EXERCISE OBJECTIVE. Write out the records that appear below, verbatim and complete, but without pictures.

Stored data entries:
= = =
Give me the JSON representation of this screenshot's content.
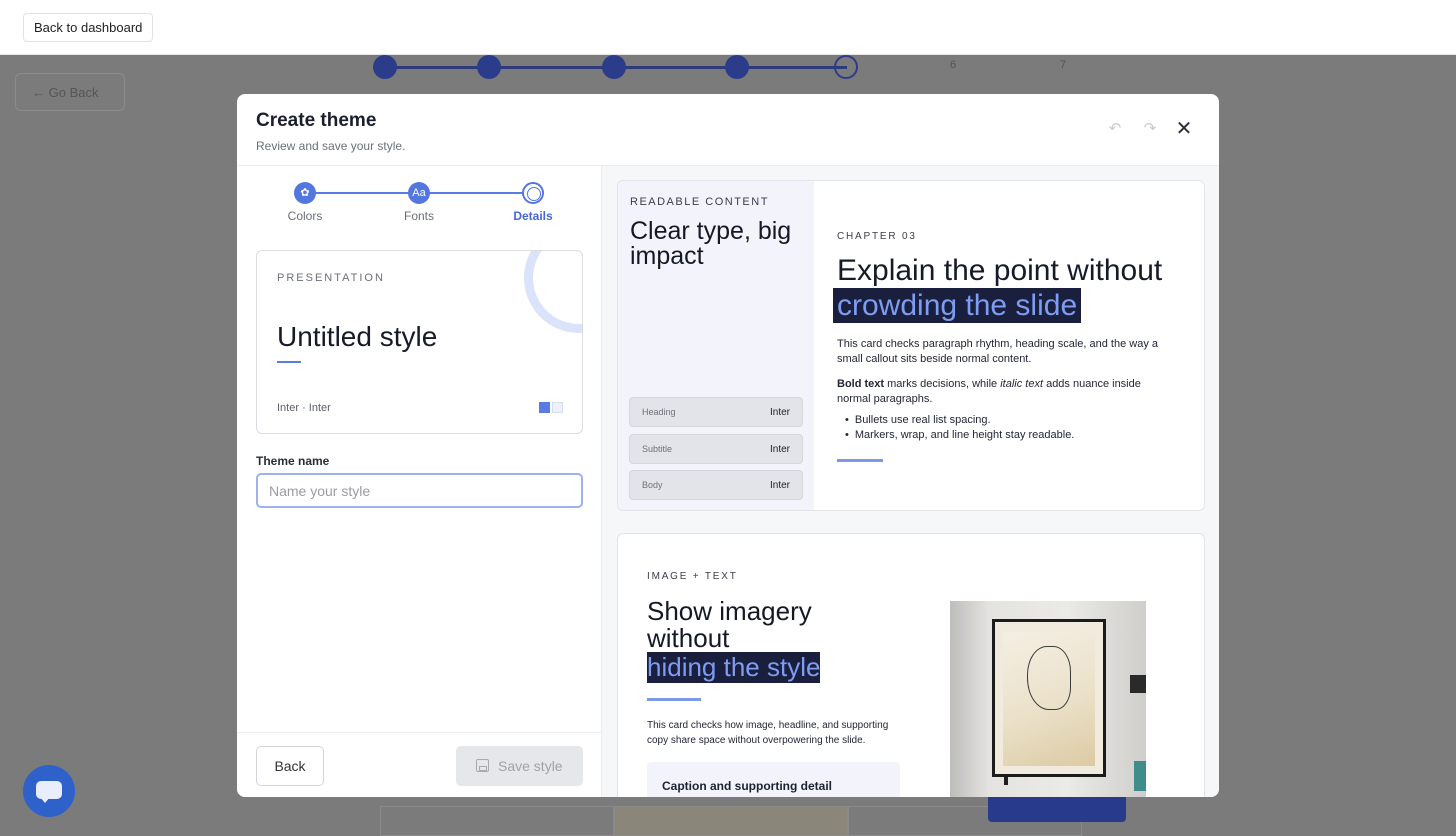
{
  "topbar": {
    "back_label": "Back to dashboard"
  },
  "background": {
    "go_back_label": "Go Back",
    "step_numbers": [
      "6",
      "7"
    ]
  },
  "modal": {
    "title": "Create theme",
    "subtitle": "Review and save your style.",
    "icons": {
      "undo": "undo-icon",
      "redo": "redo-icon",
      "close": "close-icon"
    }
  },
  "stepper": {
    "steps": [
      {
        "label": "Colors",
        "icon": "palette-icon",
        "state": "done"
      },
      {
        "label": "Fonts",
        "icon": "font-icon",
        "state": "done"
      },
      {
        "label": "Details",
        "icon": "info-icon",
        "state": "current"
      }
    ],
    "accent": "#5377df"
  },
  "preview_card": {
    "eyebrow": "PRESENTATION",
    "title": "Untitled style",
    "fonts": "Inter · Inter",
    "swatches": [
      "#5b7be3",
      "#eef1fb"
    ]
  },
  "form": {
    "label": "Theme name",
    "value": "",
    "placeholder": "Name your style"
  },
  "footer": {
    "back_label": "Back",
    "save_label": "Save style"
  },
  "readable_card": {
    "eyebrow": "READABLE CONTENT",
    "title": "Clear type, big impact",
    "rows": [
      {
        "key": "Heading",
        "value": "Inter"
      },
      {
        "key": "Subtitle",
        "value": "Inter"
      },
      {
        "key": "Body",
        "value": "Inter"
      }
    ],
    "chapter": "CHAPTER 03",
    "heading_plain": "Explain the point without",
    "heading_highlight": "crowding the slide",
    "para1": "This card checks paragraph rhythm, heading scale, and the way a small callout sits beside normal content.",
    "para2_bold": "Bold text",
    "para2_mid": " marks decisions, while ",
    "para2_italic": "italic text",
    "para2_end": " adds nuance inside normal paragraphs.",
    "bullets": [
      "Bullets use real list spacing.",
      "Markers, wrap, and line height stay readable."
    ]
  },
  "image_card": {
    "eyebrow": "IMAGE + TEXT",
    "title_plain": "Show imagery without",
    "title_highlight": "hiding the style",
    "para": "This card checks how image, headline, and supporting copy share space without overpowering the slide.",
    "caption": "Caption and supporting detail"
  },
  "chat": {
    "icon": "chat-icon"
  }
}
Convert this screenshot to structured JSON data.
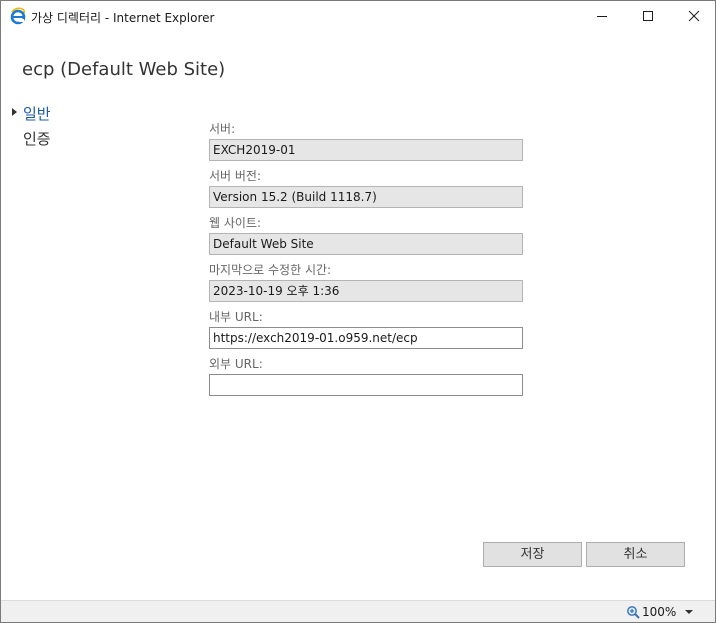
{
  "window": {
    "title": "가상 디렉터리 - Internet Explorer",
    "app_icon": "internet-explorer-icon",
    "controls": {
      "minimize": "minimize-icon",
      "maximize": "maximize-icon",
      "close": "close-icon"
    }
  },
  "page": {
    "title": "ecp (Default Web Site)"
  },
  "nav": {
    "items": [
      {
        "label": "일반",
        "selected": true
      },
      {
        "label": "인증",
        "selected": false
      }
    ]
  },
  "form": {
    "server": {
      "label": "서버:",
      "value": "EXCH2019-01"
    },
    "server_version": {
      "label": "서버 버전:",
      "value": "Version 15.2 (Build 1118.7)"
    },
    "website": {
      "label": "웹 사이트:",
      "value": "Default Web Site"
    },
    "last_modified": {
      "label": "마지막으로 수정한 시간:",
      "value": "2023-10-19 오후 1:36"
    },
    "internal_url": {
      "label": "내부 URL:",
      "value": "https://exch2019-01.o959.net/ecp"
    },
    "external_url": {
      "label": "외부 URL:",
      "value": ""
    }
  },
  "buttons": {
    "save": "저장",
    "cancel": "취소"
  },
  "statusbar": {
    "zoom": "100%",
    "zoom_icon": "zoom-icon"
  },
  "colors": {
    "accent": "#1e5aa8",
    "readonly_bg": "#e6e6e6",
    "button_bg": "#e1e1e1"
  }
}
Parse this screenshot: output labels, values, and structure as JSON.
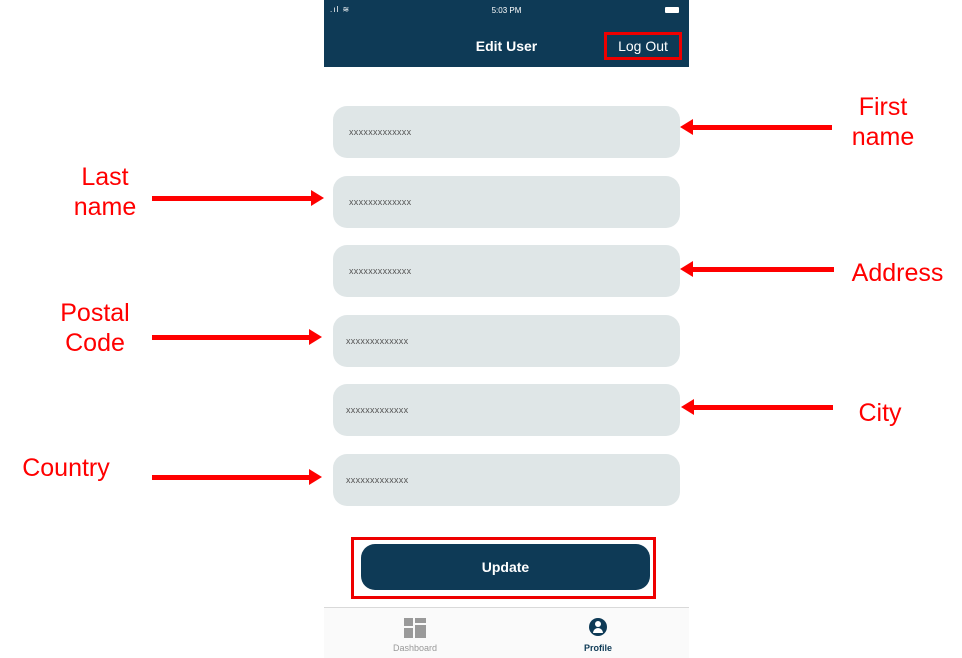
= = =
FINAL ANSWER.
Give me the JSON representation of this screenshot's content.
{
  "topbar": {
    "back_label": "Back to dashboard"
  },
  "background": {
    "go_back_label": "Go Back",
    "step_numbers": [
      "6",
      "7"
    ]
  },
  "modal": {
    "title": "Create theme",
    "subtitle": "Review and save your style.",
    "icons": {
      "undo": "undo-icon",
      "redo": "redo-icon",
      "close": "close-icon"
    }
  },
  "stepper": {
    "steps": [
      {
        "label": "Colors",
        "icon": "palette-icon",
        "state": "done"
      },
      {
        "label": "Fonts",
        "icon": "font-icon",
        "state": "done"
      },
      {
        "label": "Details",
        "icon": "info-icon",
        "state": "current"
      }
    ],
    "accent": "#5377df"
  },
  "preview_card": {
    "eyebrow": "PRESENTATION",
    "title": "Untitled style",
    "fonts": "Inter · Inter",
    "swatches": [
      "#5b7be3",
      "#eef1fb"
    ]
  },
  "form": {
    "label": "Theme name",
    "value": "",
    "placeholder": "Name your style"
  },
  "footer": {
    "back_label": "Back",
    "save_label": "Save style"
  },
  "readable_card": {
    "eyebrow": "READABLE CONTENT",
    "title": "Clear type, big impact",
    "rows": [
      {
        "key": "Heading",
        "value": "Inter"
      },
      {
        "key": "Subtitle",
        "value": "Inter"
      },
      {
        "key": "Body",
        "value": "Inter"
      }
    ],
    "chapter": "CHAPTER 03",
    "heading_plain": "Explain the point without",
    "heading_highlight": "crowding the slide",
    "para1": "This card checks paragraph rhythm, heading scale, and the way a small callout sits beside normal content.",
    "para2_bold": "Bold text",
    "para2_mid": " marks decisions, while ",
    "para2_italic": "italic text",
    "para2_end": " adds nuance inside normal paragraphs.",
    "bullets": [
      "Bullets use real list spacing.",
      "Markers, wrap, and line height stay readable."
    ]
  },
  "image_card": {
    "eyebrow": "IMAGE + TEXT",
    "title_plain": "Show imagery without",
    "title_highlight": "hiding the style",
    "para": "This card checks how image, headline, and supporting copy share space without overpowering the slide.",
    "caption": "Caption and supporting detail"
  },
  "chat": {
    "icon": "chat-icon"
  }
}
Convert this screenshot to structured JSON data.
{
  "window": {
    "title": "가상 디렉터리 - Internet Explorer",
    "app_icon": "internet-explorer-icon",
    "controls": {
      "minimize": "minimize-icon",
      "maximize": "maximize-icon",
      "close": "close-icon"
    }
  },
  "page": {
    "title": "ecp (Default Web Site)"
  },
  "nav": {
    "items": [
      {
        "label": "일반",
        "selected": true
      },
      {
        "label": "인증",
        "selected": false
      }
    ]
  },
  "form": {
    "server": {
      "label": "서버:",
      "value": "EXCH2019-01"
    },
    "server_version": {
      "label": "서버 버전:",
      "value": "Version 15.2 (Build 1118.7)"
    },
    "website": {
      "label": "웹 사이트:",
      "value": "Default Web Site"
    },
    "last_modified": {
      "label": "마지막으로 수정한 시간:",
      "value": "2023-10-19 오후 1:36"
    },
    "internal_url": {
      "label": "내부 URL:",
      "value": "https://exch2019-01.o959.net/ecp"
    },
    "external_url": {
      "label": "외부 URL:",
      "value": ""
    }
  },
  "buttons": {
    "save": "저장",
    "cancel": "취소"
  },
  "statusbar": {
    "zoom": "100%",
    "zoom_icon": "zoom-icon"
  },
  "colors": {
    "accent": "#1e5aa8",
    "readonly_bg": "#e6e6e6",
    "button_bg": "#e1e1e1"
  }
}
Parse this screenshot: output labels, values, and structure as JSON.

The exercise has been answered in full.